Stored records:
-*-*-
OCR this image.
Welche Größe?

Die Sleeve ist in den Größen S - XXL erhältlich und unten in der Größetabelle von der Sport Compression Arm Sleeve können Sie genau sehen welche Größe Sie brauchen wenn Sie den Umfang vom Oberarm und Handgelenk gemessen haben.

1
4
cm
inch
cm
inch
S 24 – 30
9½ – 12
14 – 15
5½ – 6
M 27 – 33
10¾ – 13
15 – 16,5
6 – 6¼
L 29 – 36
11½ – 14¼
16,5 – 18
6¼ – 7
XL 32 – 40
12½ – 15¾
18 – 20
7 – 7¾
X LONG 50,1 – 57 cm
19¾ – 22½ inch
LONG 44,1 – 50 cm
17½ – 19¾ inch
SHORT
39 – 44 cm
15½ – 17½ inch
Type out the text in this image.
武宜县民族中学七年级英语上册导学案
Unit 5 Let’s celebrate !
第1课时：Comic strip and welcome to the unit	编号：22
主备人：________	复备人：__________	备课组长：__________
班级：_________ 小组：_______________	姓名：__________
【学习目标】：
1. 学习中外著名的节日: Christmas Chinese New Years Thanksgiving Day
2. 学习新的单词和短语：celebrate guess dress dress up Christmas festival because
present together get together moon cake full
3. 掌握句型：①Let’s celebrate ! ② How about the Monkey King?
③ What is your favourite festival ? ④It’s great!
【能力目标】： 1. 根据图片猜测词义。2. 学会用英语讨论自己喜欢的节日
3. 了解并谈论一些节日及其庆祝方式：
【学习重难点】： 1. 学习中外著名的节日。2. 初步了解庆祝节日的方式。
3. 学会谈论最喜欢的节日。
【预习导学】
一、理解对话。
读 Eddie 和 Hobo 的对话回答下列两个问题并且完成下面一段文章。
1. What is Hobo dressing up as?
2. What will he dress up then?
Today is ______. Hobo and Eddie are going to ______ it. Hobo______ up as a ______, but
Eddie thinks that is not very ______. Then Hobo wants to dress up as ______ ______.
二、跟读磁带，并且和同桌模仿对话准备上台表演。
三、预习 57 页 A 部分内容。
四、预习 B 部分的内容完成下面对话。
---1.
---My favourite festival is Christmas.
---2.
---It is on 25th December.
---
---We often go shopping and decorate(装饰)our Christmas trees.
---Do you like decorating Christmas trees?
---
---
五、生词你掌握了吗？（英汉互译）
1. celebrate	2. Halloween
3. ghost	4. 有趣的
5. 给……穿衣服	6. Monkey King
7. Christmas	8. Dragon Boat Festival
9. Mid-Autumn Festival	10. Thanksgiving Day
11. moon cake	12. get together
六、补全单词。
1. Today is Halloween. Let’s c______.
-*-*-
From the data above, copy each line that holds "Christmas".

1. 学习中外著名的节日: Christmas Chinese New Years Thanksgiving Day
2. 学习新的单词和短语：celebrate guess dress dress up Christmas festival because
---My favourite festival is Christmas.
---We often go shopping and decorate(装饰)our Christmas trees.
---Do you like decorating Christmas trees?
7. Christmas	8. Dragon Boat Festival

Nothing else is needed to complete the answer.